→ **Seitenauszug**
_ _ _ _ _ _ _
Lewis Hamilton - Mercedes - GP USA 2023 - Austin - Formel 1
xpb

In Austin ging Mercedes bei der Bodenfreiheit ein zu hohes Risiko ein.

Mercedes rechtfertigt sich

Die Wahrheit liegt in diesem Fall wahrscheinlich in der Mitte. Je näher der Unterboden an der Straße liegt, desto mehr Abtrieb generiert ein Groundeffect-Auto. Red Bull war diesbezüglich in Austin auf der konservativen Seite unterwegs, Mercedes mit Hamilton auf einem zu optimistischen Pfad. Mit nur einem Training vor dem Parc fermé spielte das Team von Max Verstappen die Sicherheitskarte. Das kostete Anpressdruck. Damit war aber auch garantiert, dass man durch alle Kontrollen kommt. Bei Mercedes rechtfertigt man sich: "Red Bull versteht sein Auto zu 100 Prozent. Die können im Training mit vollerem Tank und mit geschlossenem DRS fahren. Da bekommst du viel zuverlässigere Daten zu deinem Rennauto."

Eine Korrektur war nicht mehr möglich. Wer vor der Qualifikation an einem Sprint-Wochenende verwachst, muss mit dem Fehler leben. "Du kannst maximal die Reifen aufblasen. Das macht aber keiner, weil du dann völlig aufgeschmissen bist", sagt Verstappen und verteidigt Mercedes wie Ferrari. "Keiner stimmt sein Auto so ab, dass es im illegalen Bereich ist. Aus meiner Sicht kann man nach dem Rennen auch nicht alle Autos überprüfen." Aber: "Wenn ein Auto eines Teams schon durchfällt, sollte man auch das zweite untersuchen." Das war in Austin nicht der Fall.

Die ansprechende Mercedes-Performance allein auf den zu tief eingestellten W14 zu schieben, wäre sicher viel zu kurz gedacht. Zumal nicht nur Hamilton aufgeigte, sondern auch der Teamkollege. George Russell im zweiten Mercedes drehte besonders im letzten Rennteil auf den Mediumreifen auf. Plötzlich stimmte die Balance. Und der 25-jährige Engländer flog. Er nahm im Finale Verstappen in 17 Runden 7,2 Sekunden ab. Russell liefert noch eine andere Erklärung: "Im ersten Teil musste ich Benzin sparen. Darauf musste ich hinten heraus nicht mehr achten."
_ _ _ _ _ _ _
→ **Bereitgestelltes Material**

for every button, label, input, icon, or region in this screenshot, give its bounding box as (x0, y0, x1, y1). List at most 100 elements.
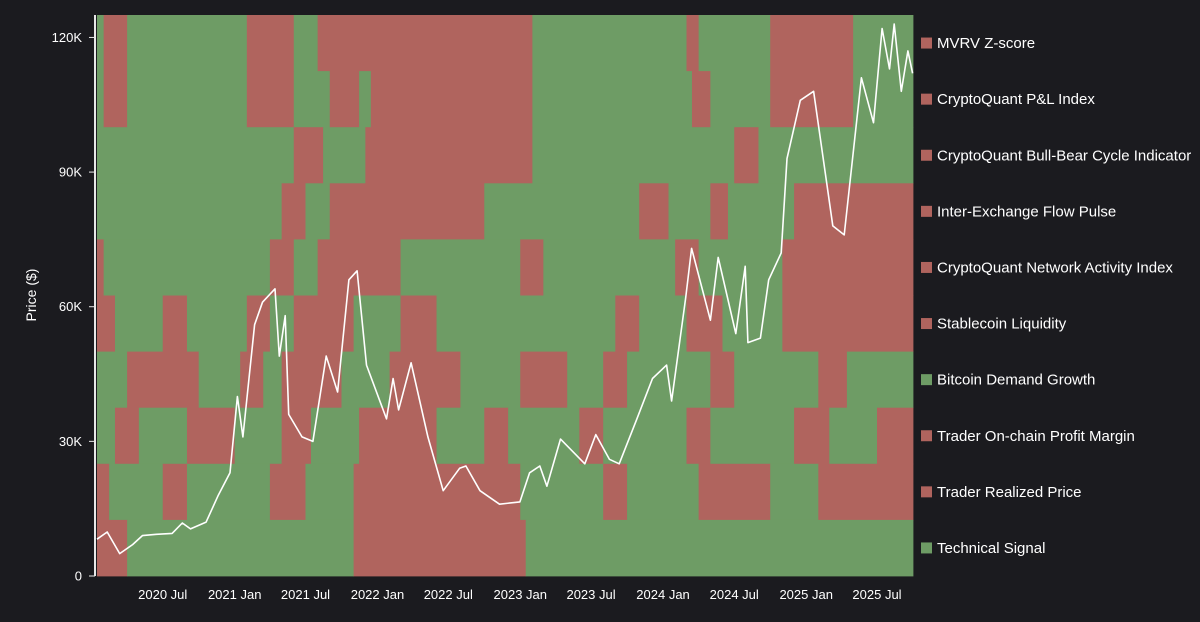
heat-cell-mvrv-z-score (686, 15, 700, 72)
legend-swatch-mvrv-z-score (921, 37, 932, 49)
heat-cell-cryptoquant-bull-bear-cycle-indicator (293, 127, 324, 184)
legend-swatch-inter-exchange-flow-pulse (921, 205, 932, 217)
heat-cell-stablecoin-liquidity (353, 295, 401, 352)
heat-cell-technical-signal (127, 519, 355, 577)
heat-cell-cryptoquant-network-activity-index (269, 239, 295, 296)
heat-cell-bitcoin-demand-growth (263, 351, 283, 409)
x-tick-label: 2022 Jan (351, 587, 405, 602)
heat-cell-cryptoquant-bull-bear-cycle-indicator (758, 127, 914, 184)
heat-cell-technical-signal (97, 519, 128, 577)
heat-cell-cryptoquant-network-activity-index (400, 239, 521, 296)
heat-cell-bitcoin-demand-growth (97, 351, 128, 409)
legend-label-inter-exchange-flow-pulse: Inter-Exchange Flow Pulse (937, 203, 1116, 220)
heat-cell-inter-exchange-flow-pulse (794, 183, 914, 240)
x-tick-label: 2025 Jul (852, 587, 901, 602)
y-axis-ticks: 0 30K 60K 90K 120K (52, 30, 95, 584)
heat-cell-cryptoquant-p-l-index (710, 71, 771, 128)
heat-cell-trader-realized-price (853, 463, 914, 521)
heat-cell-inter-exchange-flow-pulse (710, 183, 729, 240)
heat-cell-trader-realized-price (520, 463, 604, 521)
heat-cell-cryptoquant-p-l-index (293, 71, 331, 128)
heat-cell-bitcoin-demand-growth (198, 351, 241, 409)
heat-cell-trader-on-chain-profit-margin (484, 407, 509, 465)
heat-cell-technical-signal (353, 519, 527, 577)
heat-cell-trader-on-chain-profit-margin (710, 407, 795, 465)
heat-cell-stablecoin-liquidity (436, 295, 616, 352)
heat-cell-stablecoin-liquidity (400, 295, 437, 352)
heat-cell-mvrv-z-score (103, 15, 128, 72)
x-tick-label: 2023 Jul (566, 587, 615, 602)
heat-cell-trader-on-chain-profit-margin (281, 407, 312, 465)
heat-cell-cryptoquant-p-l-index (359, 71, 372, 128)
heat-cell-trader-on-chain-profit-margin (794, 407, 830, 465)
heat-cell-stablecoin-liquidity (114, 295, 164, 352)
heat-cell-stablecoin-liquidity (97, 295, 116, 352)
heat-cell-trader-on-chain-profit-margin (877, 407, 914, 465)
heat-cell-cryptoquant-bull-bear-cycle-indicator (97, 127, 295, 184)
legend-label-stablecoin-liquidity: Stablecoin Liquidity (937, 316, 1067, 333)
heat-cell-trader-on-chain-profit-margin (310, 407, 360, 465)
y-axis-label: Price ($) (23, 269, 39, 322)
heat-cell-inter-exchange-flow-pulse (329, 183, 485, 240)
heat-cell-trader-realized-price (269, 463, 306, 521)
heat-cell-bitcoin-demand-growth (520, 351, 568, 409)
heat-cell-trader-on-chain-profit-margin (234, 407, 283, 465)
y-tick-label: 90K (59, 165, 82, 180)
heat-cell-bitcoin-demand-growth (567, 351, 604, 409)
legend-label-trader-on-chain-profit-margin: Trader On-chain Profit Margin (937, 428, 1135, 445)
x-tick-label: 2020 Jul (138, 587, 187, 602)
heat-cell-trader-realized-price (770, 463, 819, 521)
heat-cell-trader-realized-price (162, 463, 188, 521)
x-tick-label: 2021 Jul (281, 587, 330, 602)
legend-swatch-cryptoquant-bull-bear-cycle-indicator (921, 149, 932, 161)
heat-cell-bitcoin-demand-growth (281, 351, 342, 409)
heat-cell-cryptoquant-bull-bear-cycle-indicator (532, 127, 735, 184)
heat-cell-mvrv-z-score (853, 15, 914, 72)
heat-cell-cryptoquant-network-activity-index (782, 239, 914, 296)
heat-cell-bitcoin-demand-growth (846, 351, 914, 409)
y-tick-label: 30K (59, 434, 82, 449)
heat-cell-cryptoquant-p-l-index (127, 71, 248, 128)
heat-cell-cryptoquant-network-activity-index (293, 239, 319, 296)
heat-cell-cryptoquant-p-l-index (97, 71, 105, 128)
heat-cell-cryptoquant-network-activity-index (698, 239, 783, 296)
heat-cell-bitcoin-demand-growth (734, 351, 819, 409)
heat-cell-bitcoin-demand-growth (710, 351, 735, 409)
y-tick-label: 120K (52, 30, 83, 45)
heat-cell-cryptoquant-p-l-index (532, 71, 693, 128)
heat-cell-cryptoquant-bull-bear-cycle-indicator (323, 127, 366, 184)
heat-cell-mvrv-z-score (127, 15, 248, 72)
heat-cell-trader-on-chain-profit-margin (686, 407, 711, 465)
legend-label-mvrv-z-score: MVRV Z-score (937, 35, 1035, 52)
legend-swatch-cryptoquant-p-l-index (921, 93, 932, 105)
heat-cell-trader-on-chain-profit-margin (829, 407, 878, 465)
legend-swatch-bitcoin-demand-growth (921, 374, 932, 386)
heat-cell-stablecoin-liquidity (615, 295, 640, 352)
indicator-heatmap (97, 15, 914, 577)
heat-cell-stablecoin-liquidity (782, 295, 914, 352)
heat-cell-mvrv-z-score (698, 15, 771, 72)
heat-cell-mvrv-z-score (365, 15, 533, 72)
x-tick-label: 2023 Jan (494, 587, 548, 602)
legend-swatch-trader-realized-price (921, 486, 932, 498)
heat-cell-trader-on-chain-profit-margin (359, 407, 437, 465)
heat-cell-trader-realized-price (353, 463, 521, 521)
heat-cell-trader-realized-price (698, 463, 771, 521)
x-tick-label: 2021 Jan (208, 587, 262, 602)
heat-cell-cryptoquant-p-l-index (103, 71, 128, 128)
heat-cell-inter-exchange-flow-pulse (639, 183, 669, 240)
heat-cell-stablecoin-liquidity (186, 295, 248, 352)
heat-cell-trader-realized-price (305, 463, 355, 521)
heat-cell-trader-realized-price (186, 463, 271, 521)
x-tick-label: 2024 Jul (710, 587, 759, 602)
heat-cell-trader-realized-price (97, 463, 110, 521)
heat-cell-cryptoquant-p-l-index (370, 71, 533, 128)
price-line (96, 23, 914, 555)
x-axis-ticks: 2020 Jul 2021 Jan 2021 Jul 2022 Jan 2022 Jul… (138, 587, 902, 602)
heat-cell-bitcoin-demand-growth (603, 351, 628, 409)
heat-cell-bitcoin-demand-growth (818, 351, 848, 409)
legend-label-cryptoquant-network-activity-index: CryptoQuant Network Activity Index (937, 259, 1173, 276)
heat-cell-mvrv-z-score (246, 15, 295, 72)
heat-cell-inter-exchange-flow-pulse (668, 183, 711, 240)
_ _ _ _ _ _ _
→ **Aufgaben**
A – Übersetze bitte den Satz „Mit nur einem Training vor dem Parc fermé spielte das Team von Max Verstappen die Sicherheitskarte.“ aus dem Text über Mercedes in Austin ins Englische.
B – Fasse den Text über Mercedes in Austin in zwei Sätzen zusammen.
Die Auflistung stammt aus einer anderen Quelle.

→ **Lösungen**
A – With only one practice session before parc fermé, Max Verstappen's team played it safe.

B – Mercedes ging in Austin bei der Bodenfreiheit ein zu hohes Risiko ein, während Red Bull mit nur einem Training vor dem Parc fermé konservativ abstimmte und so zwar Anpressdruck verlor, aber sicher durch alle Kontrollen kam. Die gute Mercedes-Leistung lag jedoch nicht allein am zu tief eingestellten W14, denn auch George Russell war im letzten Rennteil auf den Mediumreifen schnell, was er unter anderem damit erklärt, dass er anfangs Benzin sparen musste.